> _Stored data_
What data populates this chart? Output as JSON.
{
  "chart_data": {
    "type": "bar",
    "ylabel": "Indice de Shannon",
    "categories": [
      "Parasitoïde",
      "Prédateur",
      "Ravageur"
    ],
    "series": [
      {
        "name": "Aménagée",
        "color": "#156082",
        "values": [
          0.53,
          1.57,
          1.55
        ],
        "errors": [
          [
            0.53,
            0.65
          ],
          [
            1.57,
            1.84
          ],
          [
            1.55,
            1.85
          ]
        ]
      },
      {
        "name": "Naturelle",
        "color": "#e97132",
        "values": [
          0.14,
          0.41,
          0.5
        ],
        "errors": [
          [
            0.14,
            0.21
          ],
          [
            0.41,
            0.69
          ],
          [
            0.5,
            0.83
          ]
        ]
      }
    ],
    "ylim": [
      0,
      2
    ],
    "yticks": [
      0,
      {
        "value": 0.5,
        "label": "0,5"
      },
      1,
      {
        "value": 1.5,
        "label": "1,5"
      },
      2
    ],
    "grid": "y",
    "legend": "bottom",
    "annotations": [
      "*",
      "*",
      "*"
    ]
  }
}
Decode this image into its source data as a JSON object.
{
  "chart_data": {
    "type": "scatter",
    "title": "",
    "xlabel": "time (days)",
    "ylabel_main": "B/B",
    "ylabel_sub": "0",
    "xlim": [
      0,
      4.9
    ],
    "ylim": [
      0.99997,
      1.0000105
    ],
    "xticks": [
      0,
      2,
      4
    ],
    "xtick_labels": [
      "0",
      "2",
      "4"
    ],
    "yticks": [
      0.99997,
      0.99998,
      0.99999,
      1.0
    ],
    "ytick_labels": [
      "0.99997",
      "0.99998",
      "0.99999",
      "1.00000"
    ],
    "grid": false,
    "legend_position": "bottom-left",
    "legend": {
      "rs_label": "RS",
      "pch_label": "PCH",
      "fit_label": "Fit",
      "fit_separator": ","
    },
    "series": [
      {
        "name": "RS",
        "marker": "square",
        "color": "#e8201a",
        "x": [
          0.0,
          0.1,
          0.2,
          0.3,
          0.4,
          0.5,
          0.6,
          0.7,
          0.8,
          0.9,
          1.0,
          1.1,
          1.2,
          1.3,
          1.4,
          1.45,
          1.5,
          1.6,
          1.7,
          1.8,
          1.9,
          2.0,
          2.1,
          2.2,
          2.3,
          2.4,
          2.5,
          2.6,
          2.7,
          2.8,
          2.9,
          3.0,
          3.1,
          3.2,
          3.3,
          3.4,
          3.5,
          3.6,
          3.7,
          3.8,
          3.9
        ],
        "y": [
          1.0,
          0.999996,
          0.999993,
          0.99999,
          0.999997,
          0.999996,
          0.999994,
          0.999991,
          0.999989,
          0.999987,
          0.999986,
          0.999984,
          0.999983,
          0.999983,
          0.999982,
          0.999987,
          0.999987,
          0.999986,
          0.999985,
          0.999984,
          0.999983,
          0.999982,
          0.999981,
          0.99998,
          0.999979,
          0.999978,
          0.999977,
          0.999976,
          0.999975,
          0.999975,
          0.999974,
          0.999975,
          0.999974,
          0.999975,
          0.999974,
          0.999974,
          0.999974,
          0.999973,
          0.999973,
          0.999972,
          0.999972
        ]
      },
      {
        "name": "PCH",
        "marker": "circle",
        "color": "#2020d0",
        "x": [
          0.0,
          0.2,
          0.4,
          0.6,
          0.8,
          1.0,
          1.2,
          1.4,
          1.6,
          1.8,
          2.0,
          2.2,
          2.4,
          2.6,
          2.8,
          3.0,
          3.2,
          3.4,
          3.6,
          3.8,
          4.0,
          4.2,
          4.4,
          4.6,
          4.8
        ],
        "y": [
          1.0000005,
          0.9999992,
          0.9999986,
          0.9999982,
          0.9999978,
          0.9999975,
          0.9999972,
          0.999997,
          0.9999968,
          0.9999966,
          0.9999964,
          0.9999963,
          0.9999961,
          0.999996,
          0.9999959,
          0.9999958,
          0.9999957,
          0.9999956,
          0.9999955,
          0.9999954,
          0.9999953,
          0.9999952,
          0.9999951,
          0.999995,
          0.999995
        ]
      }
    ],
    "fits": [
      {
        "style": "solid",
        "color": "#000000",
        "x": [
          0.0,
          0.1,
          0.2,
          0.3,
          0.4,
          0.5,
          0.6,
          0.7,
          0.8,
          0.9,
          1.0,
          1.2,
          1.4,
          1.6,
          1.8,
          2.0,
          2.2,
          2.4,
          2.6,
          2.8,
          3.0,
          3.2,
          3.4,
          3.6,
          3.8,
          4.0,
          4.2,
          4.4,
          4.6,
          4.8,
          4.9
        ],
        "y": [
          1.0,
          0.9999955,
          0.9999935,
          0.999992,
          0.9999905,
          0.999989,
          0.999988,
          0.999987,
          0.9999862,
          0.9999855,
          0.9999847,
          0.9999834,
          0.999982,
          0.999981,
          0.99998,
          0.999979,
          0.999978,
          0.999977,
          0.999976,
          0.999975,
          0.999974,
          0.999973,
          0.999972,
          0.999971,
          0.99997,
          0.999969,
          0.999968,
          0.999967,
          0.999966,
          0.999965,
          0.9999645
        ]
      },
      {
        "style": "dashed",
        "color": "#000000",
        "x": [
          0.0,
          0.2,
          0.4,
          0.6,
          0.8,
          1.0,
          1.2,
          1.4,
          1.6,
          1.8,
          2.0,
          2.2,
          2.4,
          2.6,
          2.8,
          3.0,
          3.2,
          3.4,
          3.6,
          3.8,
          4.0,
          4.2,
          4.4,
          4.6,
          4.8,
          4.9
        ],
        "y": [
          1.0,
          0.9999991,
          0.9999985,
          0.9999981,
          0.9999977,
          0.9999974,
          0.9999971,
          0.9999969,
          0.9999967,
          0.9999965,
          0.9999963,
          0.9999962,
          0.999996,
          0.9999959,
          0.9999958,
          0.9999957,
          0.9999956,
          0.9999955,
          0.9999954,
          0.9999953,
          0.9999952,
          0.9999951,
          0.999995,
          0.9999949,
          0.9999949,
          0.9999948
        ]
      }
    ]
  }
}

> _Set problem_
Identify and extract each line of the listing that contains "color".

> _Response below_
        "color": "#156082",
        "color": "#e97132",
        "color": "#e8201a",
        "color": "#2020d0",
        "color": "#000000",
        "color": "#000000",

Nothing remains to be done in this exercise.